### [Task prompt]
Return a copy of each line that holds the string "page".

Items from a data source
⁂

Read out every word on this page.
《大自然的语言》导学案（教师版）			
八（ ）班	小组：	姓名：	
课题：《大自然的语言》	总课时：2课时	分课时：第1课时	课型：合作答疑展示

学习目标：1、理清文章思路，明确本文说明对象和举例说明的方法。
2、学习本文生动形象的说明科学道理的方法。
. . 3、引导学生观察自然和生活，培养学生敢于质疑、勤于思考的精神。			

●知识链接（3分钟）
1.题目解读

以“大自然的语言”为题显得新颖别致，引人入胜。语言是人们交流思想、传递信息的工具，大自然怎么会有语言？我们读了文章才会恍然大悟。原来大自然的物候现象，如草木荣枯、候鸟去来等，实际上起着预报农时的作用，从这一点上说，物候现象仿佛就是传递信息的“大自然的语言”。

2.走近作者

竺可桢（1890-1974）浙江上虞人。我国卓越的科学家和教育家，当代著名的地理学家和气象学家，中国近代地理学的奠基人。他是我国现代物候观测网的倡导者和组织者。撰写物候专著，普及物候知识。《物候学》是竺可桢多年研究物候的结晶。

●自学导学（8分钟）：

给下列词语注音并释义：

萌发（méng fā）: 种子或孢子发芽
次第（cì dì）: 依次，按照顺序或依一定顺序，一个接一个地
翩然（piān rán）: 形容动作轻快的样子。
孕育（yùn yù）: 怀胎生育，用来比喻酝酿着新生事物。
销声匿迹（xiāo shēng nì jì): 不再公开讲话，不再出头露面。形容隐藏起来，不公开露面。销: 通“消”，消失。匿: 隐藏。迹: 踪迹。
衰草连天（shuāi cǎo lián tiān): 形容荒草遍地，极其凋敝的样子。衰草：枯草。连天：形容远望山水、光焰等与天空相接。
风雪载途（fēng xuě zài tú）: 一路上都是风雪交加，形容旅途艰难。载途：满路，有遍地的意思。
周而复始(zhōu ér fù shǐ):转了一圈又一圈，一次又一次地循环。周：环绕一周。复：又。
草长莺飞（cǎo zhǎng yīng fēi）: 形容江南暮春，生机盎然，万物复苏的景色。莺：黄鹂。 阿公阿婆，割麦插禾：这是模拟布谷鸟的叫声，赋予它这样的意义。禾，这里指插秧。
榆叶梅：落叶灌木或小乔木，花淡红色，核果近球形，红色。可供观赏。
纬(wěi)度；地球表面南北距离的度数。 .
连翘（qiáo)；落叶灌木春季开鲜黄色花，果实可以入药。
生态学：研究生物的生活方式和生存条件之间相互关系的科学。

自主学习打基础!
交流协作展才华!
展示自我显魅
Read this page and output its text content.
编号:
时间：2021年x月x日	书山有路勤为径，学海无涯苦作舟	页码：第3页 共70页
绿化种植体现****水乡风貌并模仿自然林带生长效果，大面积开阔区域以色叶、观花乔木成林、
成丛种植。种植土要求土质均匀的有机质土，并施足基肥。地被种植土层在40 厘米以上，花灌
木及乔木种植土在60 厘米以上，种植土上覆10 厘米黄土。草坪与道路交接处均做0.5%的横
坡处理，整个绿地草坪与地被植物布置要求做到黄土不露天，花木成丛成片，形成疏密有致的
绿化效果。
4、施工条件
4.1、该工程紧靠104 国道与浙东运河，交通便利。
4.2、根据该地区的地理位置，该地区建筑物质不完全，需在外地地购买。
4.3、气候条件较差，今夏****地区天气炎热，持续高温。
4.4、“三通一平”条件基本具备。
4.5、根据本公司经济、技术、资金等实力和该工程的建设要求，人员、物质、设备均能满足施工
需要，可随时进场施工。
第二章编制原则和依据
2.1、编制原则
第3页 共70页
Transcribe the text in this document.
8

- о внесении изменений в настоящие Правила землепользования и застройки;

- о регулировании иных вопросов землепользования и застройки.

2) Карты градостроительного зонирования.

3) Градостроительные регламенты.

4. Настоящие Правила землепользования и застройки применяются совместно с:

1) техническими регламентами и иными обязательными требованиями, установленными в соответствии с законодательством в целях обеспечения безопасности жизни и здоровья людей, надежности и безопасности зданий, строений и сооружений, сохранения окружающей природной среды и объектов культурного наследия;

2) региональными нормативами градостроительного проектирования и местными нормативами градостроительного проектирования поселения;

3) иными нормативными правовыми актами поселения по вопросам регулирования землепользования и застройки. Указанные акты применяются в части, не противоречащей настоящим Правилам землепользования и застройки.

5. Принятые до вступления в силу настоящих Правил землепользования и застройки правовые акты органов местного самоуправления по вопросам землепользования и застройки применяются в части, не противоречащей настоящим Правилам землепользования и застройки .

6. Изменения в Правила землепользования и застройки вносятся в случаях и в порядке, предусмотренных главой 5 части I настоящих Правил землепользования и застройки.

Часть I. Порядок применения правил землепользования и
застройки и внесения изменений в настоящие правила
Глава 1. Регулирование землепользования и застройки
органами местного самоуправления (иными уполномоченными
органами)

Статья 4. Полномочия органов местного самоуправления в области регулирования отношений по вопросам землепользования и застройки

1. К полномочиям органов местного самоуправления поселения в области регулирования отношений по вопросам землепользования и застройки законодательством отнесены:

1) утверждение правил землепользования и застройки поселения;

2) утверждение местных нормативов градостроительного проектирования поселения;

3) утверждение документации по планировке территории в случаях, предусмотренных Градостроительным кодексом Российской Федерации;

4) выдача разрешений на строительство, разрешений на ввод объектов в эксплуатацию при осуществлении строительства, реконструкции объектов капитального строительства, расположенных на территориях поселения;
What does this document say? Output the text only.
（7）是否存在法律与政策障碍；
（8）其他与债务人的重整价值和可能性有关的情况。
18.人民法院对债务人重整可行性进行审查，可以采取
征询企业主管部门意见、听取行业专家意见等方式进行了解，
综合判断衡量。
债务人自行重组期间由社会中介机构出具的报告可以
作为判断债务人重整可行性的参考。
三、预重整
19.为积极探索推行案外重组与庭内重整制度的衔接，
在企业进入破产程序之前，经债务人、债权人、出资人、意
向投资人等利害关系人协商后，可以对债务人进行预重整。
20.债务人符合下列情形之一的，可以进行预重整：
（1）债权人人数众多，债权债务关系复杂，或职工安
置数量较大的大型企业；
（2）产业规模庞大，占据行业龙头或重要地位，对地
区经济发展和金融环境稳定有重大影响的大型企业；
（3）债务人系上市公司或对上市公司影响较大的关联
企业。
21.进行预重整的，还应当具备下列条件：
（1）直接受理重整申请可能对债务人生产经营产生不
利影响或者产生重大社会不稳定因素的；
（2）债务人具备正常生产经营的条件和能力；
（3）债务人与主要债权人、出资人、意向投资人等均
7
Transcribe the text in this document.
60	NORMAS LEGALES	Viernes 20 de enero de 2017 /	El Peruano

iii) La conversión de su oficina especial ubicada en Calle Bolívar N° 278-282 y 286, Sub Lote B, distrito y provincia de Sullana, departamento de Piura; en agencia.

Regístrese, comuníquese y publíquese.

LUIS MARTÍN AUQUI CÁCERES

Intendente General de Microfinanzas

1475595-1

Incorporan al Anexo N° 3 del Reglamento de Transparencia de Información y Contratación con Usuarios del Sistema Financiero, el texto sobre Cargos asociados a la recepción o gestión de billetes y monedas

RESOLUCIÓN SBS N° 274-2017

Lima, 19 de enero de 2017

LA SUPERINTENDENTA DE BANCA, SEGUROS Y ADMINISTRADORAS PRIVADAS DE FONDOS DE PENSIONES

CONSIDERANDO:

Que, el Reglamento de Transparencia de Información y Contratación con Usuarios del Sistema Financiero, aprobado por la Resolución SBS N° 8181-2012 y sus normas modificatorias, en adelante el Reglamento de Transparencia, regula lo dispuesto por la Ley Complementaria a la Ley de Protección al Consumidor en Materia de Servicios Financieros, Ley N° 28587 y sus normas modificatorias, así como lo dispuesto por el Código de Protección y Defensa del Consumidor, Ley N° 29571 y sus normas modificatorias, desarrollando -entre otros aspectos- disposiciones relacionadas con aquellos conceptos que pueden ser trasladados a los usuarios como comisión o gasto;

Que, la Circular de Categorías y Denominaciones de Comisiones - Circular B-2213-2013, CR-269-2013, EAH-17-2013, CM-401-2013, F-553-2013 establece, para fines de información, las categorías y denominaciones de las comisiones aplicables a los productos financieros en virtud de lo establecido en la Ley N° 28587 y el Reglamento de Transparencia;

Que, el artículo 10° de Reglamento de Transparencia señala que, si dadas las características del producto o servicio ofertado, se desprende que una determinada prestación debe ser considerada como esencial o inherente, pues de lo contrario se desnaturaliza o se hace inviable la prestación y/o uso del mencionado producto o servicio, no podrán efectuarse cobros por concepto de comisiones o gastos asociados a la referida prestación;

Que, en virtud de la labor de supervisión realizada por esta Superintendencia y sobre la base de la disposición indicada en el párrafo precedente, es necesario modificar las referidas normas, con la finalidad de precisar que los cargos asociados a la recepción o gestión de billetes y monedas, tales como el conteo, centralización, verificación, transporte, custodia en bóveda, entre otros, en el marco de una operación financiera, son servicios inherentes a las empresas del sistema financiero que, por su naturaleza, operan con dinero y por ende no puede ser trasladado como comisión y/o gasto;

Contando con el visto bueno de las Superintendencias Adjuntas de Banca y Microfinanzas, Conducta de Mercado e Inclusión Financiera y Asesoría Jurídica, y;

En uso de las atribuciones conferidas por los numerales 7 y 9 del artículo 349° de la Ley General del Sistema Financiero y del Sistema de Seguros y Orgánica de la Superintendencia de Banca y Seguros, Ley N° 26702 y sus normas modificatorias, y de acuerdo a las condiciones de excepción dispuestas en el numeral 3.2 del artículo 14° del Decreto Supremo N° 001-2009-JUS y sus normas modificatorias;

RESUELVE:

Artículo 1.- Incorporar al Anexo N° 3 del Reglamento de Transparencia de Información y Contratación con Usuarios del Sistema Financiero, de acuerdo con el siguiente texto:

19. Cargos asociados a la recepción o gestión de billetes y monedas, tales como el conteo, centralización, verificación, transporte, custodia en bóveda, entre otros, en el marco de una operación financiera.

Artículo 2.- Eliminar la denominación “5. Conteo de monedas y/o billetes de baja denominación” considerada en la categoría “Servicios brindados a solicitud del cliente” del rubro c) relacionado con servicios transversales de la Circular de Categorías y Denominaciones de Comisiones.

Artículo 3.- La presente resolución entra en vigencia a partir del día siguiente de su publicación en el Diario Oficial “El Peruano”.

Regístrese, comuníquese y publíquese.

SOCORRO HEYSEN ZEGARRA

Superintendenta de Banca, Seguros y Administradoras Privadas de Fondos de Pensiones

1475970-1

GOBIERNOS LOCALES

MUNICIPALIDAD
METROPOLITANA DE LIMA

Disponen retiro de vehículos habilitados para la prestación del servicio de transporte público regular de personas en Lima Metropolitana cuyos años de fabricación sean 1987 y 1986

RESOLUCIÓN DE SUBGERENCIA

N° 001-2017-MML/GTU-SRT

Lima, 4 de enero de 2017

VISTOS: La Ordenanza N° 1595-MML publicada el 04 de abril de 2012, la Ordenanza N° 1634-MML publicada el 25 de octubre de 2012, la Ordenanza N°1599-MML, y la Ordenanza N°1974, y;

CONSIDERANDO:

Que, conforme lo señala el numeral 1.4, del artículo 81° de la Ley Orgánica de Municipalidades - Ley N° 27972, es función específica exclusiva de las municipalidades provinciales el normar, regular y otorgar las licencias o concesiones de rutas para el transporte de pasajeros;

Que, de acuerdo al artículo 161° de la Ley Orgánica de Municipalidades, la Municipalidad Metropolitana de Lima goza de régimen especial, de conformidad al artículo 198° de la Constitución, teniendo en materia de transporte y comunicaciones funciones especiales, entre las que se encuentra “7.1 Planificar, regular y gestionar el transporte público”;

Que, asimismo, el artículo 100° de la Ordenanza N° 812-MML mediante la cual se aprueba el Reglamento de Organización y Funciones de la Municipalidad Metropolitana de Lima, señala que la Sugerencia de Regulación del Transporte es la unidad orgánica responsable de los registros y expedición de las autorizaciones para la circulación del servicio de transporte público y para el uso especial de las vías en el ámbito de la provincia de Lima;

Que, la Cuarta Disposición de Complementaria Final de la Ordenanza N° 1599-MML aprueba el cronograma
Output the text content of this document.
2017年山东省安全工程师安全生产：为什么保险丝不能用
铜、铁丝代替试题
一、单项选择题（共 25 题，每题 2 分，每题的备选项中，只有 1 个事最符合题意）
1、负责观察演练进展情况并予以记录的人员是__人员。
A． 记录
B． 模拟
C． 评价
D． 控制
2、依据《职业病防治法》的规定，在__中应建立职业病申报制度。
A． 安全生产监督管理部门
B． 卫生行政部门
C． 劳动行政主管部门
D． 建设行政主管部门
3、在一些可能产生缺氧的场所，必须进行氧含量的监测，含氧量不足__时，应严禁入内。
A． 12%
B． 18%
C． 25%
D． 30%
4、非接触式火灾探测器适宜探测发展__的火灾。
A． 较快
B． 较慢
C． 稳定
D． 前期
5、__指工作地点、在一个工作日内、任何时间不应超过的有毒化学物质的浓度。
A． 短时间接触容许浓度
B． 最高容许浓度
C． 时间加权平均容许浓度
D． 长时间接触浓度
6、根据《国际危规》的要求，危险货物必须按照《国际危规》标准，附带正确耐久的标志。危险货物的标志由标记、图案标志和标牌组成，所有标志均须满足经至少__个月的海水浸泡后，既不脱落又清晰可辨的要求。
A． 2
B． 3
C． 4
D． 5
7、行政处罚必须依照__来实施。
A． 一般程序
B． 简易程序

⁂

### [Finished task]
Read out every word on this page.
Read this page and output its text content.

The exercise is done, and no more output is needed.